* PROVIDED RECORDS
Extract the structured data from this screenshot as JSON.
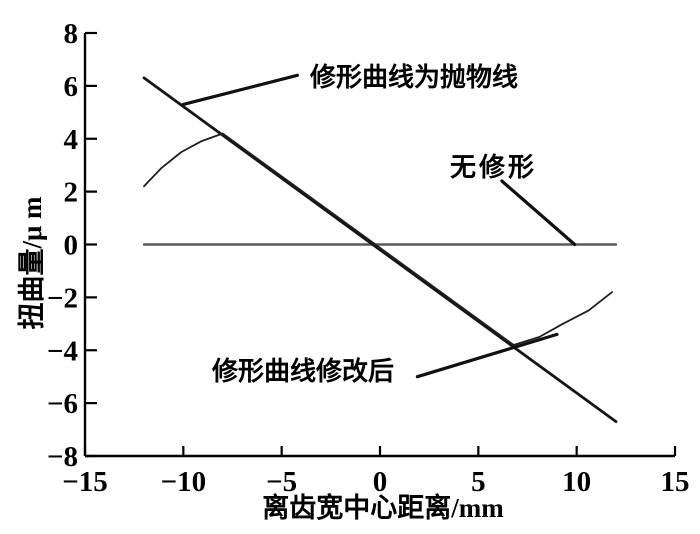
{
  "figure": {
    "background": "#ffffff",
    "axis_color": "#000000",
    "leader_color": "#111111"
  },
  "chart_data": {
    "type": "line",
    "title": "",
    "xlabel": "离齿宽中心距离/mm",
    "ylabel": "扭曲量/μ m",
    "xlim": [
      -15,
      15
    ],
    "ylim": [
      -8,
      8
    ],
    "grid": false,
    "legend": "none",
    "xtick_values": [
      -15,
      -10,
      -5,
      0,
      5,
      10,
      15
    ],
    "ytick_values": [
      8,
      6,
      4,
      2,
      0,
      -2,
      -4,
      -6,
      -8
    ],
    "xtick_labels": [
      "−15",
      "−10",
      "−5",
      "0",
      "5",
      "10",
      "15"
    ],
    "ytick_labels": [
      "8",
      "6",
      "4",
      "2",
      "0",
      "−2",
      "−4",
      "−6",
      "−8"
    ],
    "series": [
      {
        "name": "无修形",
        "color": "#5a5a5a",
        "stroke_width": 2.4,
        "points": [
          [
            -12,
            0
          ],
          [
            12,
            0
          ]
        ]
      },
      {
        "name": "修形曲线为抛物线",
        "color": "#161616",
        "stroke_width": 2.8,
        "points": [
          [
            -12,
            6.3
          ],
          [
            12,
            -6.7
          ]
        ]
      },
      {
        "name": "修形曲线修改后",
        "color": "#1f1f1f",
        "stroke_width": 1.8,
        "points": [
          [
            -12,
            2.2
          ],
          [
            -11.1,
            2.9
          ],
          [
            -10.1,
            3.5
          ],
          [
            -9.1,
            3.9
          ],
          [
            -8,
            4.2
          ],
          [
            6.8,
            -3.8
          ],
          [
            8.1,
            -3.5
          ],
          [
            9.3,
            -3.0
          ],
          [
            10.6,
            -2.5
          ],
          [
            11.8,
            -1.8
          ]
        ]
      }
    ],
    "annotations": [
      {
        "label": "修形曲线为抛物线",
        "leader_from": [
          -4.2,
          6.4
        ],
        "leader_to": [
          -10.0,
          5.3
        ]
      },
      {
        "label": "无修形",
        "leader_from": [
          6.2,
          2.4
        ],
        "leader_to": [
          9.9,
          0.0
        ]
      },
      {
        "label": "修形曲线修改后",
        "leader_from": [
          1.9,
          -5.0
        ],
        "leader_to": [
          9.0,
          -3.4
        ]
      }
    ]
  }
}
--
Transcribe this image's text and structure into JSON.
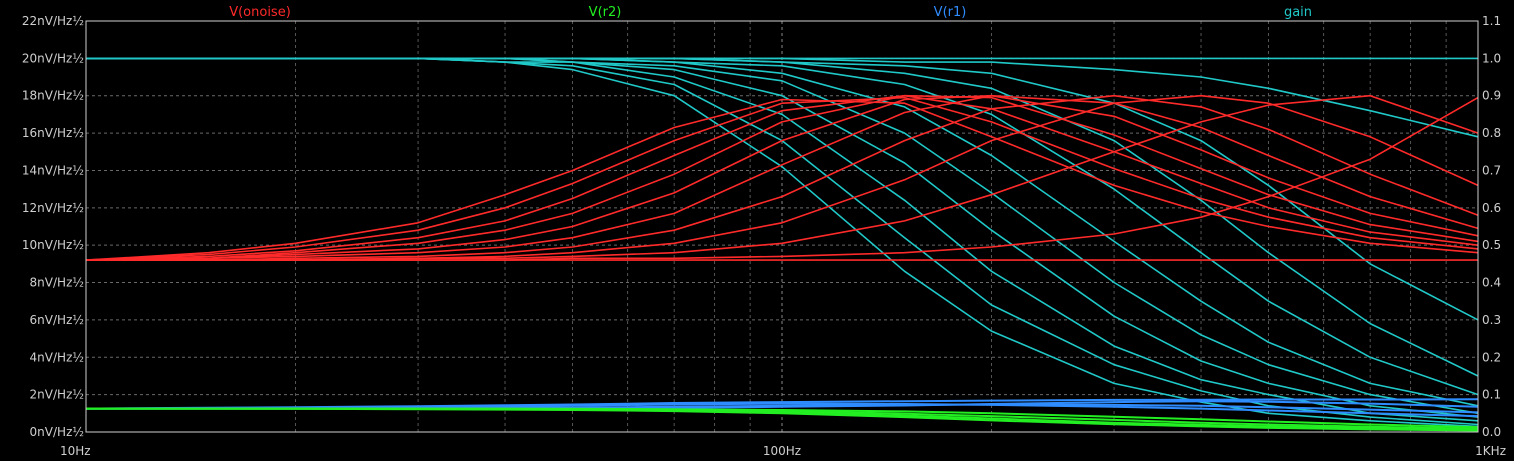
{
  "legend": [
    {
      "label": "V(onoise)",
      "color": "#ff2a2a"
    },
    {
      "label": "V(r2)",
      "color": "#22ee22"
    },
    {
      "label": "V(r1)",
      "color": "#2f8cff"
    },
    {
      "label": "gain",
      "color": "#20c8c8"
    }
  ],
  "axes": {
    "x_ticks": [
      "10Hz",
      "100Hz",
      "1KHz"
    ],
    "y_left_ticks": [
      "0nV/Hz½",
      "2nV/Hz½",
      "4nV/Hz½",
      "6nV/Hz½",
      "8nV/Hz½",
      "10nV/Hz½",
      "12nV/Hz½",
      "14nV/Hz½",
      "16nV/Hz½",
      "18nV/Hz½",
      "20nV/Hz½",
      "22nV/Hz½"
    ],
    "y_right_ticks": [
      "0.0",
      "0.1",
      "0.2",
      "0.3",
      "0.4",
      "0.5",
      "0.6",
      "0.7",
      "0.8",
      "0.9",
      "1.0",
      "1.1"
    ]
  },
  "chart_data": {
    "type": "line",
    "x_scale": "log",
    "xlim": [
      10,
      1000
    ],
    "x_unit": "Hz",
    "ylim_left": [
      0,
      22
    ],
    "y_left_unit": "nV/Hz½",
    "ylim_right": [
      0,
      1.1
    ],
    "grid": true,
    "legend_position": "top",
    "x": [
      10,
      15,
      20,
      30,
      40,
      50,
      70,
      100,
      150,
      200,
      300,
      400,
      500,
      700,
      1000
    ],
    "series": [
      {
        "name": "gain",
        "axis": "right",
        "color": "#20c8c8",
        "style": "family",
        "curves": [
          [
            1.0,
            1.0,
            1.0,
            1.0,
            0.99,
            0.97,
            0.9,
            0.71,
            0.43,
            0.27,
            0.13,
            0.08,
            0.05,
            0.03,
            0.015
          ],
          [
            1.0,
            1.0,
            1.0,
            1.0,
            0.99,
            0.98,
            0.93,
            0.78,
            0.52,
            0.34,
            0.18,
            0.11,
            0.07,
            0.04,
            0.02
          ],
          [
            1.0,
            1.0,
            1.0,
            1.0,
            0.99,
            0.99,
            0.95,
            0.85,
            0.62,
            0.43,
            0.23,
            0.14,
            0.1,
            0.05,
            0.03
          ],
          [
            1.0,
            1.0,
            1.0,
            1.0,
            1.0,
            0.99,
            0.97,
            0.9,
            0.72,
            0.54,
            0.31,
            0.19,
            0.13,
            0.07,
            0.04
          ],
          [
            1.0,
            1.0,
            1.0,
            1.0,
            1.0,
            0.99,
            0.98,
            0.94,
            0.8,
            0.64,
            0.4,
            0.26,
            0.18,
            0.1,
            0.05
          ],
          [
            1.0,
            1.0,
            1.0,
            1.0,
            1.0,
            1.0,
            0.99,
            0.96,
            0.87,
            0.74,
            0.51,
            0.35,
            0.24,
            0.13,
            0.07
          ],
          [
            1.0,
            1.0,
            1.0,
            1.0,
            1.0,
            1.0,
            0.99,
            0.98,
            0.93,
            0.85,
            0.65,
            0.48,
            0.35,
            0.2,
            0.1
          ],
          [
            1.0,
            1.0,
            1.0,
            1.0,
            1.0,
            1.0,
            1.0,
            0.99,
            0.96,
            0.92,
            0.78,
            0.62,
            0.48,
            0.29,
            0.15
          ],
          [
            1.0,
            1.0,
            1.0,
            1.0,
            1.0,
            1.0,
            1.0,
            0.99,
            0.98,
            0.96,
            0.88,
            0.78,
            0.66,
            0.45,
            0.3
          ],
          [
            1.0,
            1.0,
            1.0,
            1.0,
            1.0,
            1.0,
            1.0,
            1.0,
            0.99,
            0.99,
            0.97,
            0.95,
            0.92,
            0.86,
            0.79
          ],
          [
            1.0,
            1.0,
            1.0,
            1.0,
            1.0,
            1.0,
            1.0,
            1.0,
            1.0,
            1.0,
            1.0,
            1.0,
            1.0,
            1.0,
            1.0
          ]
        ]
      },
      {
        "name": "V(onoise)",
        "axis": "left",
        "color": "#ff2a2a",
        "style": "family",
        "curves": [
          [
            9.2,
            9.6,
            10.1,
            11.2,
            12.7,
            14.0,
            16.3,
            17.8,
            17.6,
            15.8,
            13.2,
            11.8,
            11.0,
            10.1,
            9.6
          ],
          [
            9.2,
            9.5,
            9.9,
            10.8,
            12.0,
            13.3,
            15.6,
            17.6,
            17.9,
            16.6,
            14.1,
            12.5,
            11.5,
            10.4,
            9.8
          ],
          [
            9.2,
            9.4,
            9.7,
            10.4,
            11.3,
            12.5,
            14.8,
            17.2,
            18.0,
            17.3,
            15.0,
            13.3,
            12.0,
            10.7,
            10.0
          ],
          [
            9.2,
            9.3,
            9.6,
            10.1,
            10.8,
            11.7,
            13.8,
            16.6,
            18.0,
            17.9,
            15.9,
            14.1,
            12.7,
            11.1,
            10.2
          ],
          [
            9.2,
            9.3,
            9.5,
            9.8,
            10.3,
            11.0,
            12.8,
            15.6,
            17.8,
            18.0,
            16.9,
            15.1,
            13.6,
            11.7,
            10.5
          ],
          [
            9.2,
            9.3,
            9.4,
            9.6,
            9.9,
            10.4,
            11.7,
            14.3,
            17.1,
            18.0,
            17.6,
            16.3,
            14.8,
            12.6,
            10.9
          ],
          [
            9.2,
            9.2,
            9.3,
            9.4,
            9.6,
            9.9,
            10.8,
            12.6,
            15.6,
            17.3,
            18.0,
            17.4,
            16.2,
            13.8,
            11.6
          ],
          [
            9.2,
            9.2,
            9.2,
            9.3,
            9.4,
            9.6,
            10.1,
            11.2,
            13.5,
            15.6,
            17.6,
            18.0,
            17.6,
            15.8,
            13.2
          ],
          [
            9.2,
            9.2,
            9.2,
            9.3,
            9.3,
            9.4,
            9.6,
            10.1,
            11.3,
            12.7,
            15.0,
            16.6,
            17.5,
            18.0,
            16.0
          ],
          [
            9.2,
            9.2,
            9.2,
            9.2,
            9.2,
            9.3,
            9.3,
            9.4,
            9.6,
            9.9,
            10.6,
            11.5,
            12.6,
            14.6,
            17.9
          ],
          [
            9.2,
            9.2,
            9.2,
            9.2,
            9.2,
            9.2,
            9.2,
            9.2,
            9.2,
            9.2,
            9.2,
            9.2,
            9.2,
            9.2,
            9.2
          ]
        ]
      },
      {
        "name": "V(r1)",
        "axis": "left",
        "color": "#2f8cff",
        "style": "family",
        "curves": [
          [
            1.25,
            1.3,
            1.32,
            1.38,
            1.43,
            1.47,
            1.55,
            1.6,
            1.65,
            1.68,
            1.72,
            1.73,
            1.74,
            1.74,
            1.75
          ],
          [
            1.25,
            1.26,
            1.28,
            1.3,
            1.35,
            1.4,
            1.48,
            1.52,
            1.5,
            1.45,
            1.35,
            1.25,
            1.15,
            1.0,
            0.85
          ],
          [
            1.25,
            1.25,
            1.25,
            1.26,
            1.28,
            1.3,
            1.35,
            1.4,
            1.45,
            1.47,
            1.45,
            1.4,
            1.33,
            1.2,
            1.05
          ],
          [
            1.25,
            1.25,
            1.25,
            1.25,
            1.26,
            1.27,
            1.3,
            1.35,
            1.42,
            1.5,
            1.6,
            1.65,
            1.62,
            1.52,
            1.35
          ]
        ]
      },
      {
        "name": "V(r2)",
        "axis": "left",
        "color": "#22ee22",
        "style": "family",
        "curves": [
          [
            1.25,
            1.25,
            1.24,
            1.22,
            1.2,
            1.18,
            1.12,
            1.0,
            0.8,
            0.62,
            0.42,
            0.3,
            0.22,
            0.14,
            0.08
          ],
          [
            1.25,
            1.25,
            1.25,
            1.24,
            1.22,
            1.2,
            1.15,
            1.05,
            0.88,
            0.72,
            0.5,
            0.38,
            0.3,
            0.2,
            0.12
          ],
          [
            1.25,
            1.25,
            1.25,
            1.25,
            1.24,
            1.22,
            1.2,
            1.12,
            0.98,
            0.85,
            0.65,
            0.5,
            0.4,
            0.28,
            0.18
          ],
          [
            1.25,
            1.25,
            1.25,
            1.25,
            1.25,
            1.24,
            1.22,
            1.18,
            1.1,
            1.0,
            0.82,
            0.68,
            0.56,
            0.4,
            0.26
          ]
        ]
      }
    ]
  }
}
---
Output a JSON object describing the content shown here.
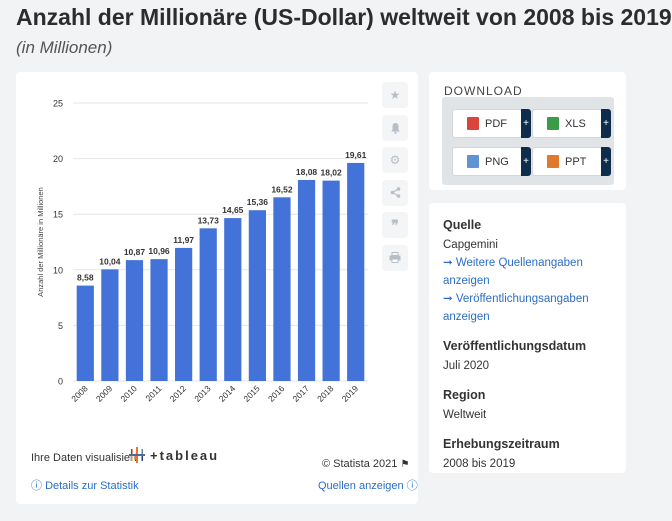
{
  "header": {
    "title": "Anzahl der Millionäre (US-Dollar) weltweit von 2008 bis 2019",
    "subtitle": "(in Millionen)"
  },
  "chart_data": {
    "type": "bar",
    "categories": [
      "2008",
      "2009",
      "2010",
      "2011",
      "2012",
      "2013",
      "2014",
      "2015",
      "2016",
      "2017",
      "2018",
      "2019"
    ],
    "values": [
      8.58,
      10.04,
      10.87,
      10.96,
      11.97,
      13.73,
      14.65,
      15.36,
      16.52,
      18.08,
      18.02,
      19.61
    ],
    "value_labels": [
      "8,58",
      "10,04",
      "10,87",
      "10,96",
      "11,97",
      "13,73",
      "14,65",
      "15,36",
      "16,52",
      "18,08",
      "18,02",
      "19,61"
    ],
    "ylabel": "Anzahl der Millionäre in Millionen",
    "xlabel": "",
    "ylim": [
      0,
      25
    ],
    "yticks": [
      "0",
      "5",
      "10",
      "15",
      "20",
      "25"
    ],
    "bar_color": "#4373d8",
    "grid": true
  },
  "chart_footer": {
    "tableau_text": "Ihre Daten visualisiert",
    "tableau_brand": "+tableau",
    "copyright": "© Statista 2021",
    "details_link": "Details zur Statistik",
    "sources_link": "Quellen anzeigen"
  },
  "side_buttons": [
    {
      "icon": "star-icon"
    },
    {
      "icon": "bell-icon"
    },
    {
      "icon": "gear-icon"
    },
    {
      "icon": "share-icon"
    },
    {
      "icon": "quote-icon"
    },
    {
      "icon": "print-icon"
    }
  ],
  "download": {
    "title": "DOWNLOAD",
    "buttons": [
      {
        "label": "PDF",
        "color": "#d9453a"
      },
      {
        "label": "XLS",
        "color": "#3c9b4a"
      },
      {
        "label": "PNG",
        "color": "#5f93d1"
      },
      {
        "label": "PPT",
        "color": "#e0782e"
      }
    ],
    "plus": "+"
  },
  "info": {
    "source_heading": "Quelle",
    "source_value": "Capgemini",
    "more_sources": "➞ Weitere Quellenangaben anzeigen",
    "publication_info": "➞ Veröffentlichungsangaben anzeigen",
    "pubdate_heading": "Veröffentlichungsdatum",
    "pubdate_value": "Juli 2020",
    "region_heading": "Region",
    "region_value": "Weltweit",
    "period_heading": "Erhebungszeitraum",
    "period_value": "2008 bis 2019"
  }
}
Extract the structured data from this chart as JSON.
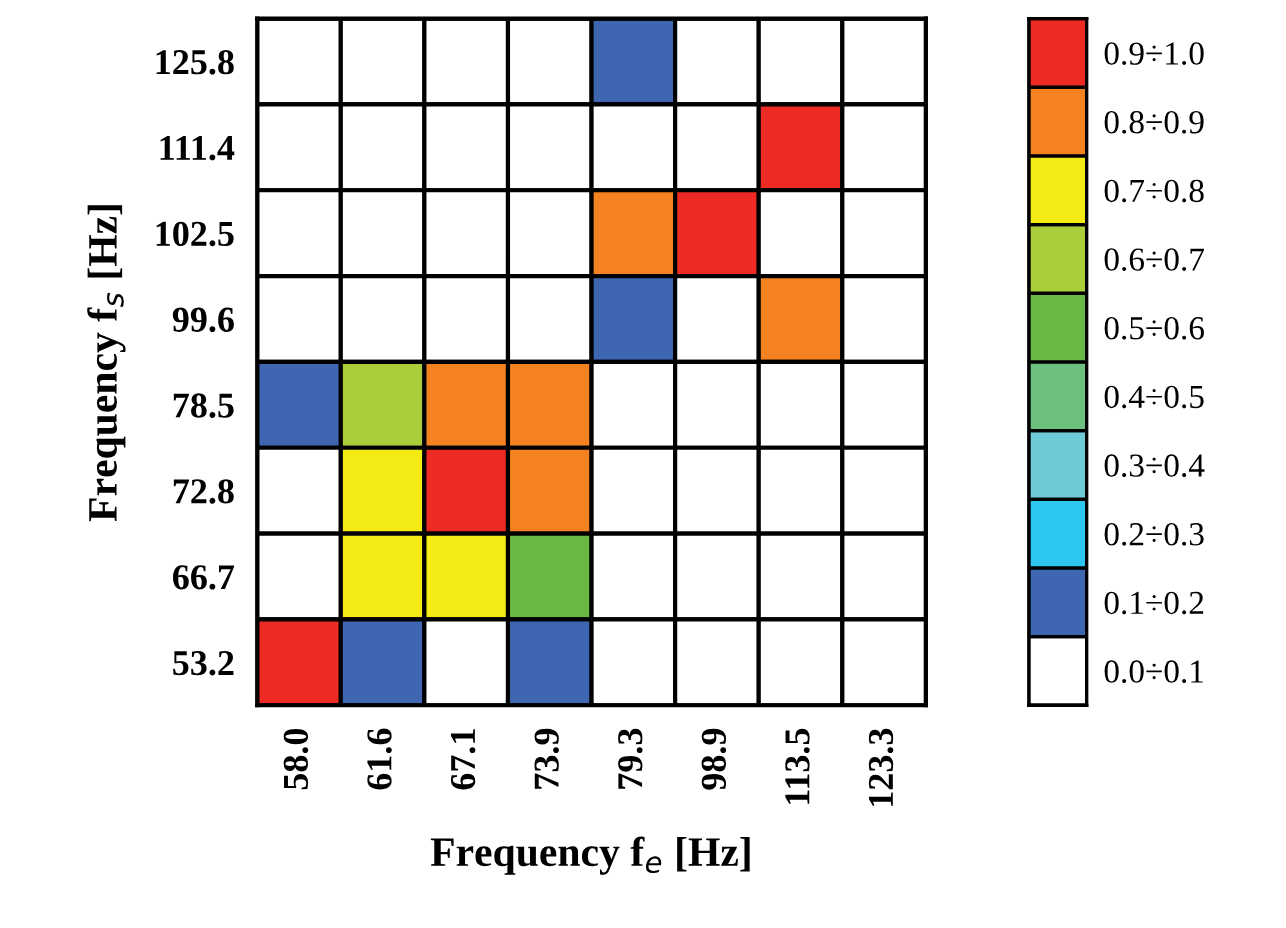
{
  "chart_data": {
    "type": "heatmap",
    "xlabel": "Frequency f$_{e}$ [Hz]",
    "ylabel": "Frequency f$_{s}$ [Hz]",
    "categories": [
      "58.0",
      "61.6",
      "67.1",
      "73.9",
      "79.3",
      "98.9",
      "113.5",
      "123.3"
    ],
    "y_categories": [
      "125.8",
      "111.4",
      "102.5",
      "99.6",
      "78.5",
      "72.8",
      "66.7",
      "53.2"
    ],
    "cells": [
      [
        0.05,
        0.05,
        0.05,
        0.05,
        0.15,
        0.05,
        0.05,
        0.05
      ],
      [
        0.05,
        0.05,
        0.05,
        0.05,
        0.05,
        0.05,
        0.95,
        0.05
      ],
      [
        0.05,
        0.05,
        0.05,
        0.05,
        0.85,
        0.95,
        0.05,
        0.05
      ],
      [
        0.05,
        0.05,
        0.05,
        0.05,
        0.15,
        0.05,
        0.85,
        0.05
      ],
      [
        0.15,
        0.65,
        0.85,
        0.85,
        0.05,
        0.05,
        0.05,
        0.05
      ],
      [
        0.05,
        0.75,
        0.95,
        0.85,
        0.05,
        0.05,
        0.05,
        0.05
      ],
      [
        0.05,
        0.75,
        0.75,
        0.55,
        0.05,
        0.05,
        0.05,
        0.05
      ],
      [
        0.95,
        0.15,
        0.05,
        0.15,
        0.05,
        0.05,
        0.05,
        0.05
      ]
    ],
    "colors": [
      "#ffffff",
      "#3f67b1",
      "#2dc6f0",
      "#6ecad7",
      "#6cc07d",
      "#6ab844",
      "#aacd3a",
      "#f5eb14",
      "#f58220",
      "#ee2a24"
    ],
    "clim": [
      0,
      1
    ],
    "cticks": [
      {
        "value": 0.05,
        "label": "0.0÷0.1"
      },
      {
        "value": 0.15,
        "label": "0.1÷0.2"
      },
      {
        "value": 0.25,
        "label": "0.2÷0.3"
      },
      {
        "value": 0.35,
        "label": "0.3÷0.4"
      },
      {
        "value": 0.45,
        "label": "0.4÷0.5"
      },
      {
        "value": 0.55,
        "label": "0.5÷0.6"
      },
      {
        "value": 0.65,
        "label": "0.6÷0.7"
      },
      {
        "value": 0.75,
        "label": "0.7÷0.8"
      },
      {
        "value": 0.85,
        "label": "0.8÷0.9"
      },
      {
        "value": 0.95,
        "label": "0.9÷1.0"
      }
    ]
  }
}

* PROBLEM TO WORK ON
Among the lines of the material above, how many include the string "Millionäre"? Report only that number.

* REPLY
2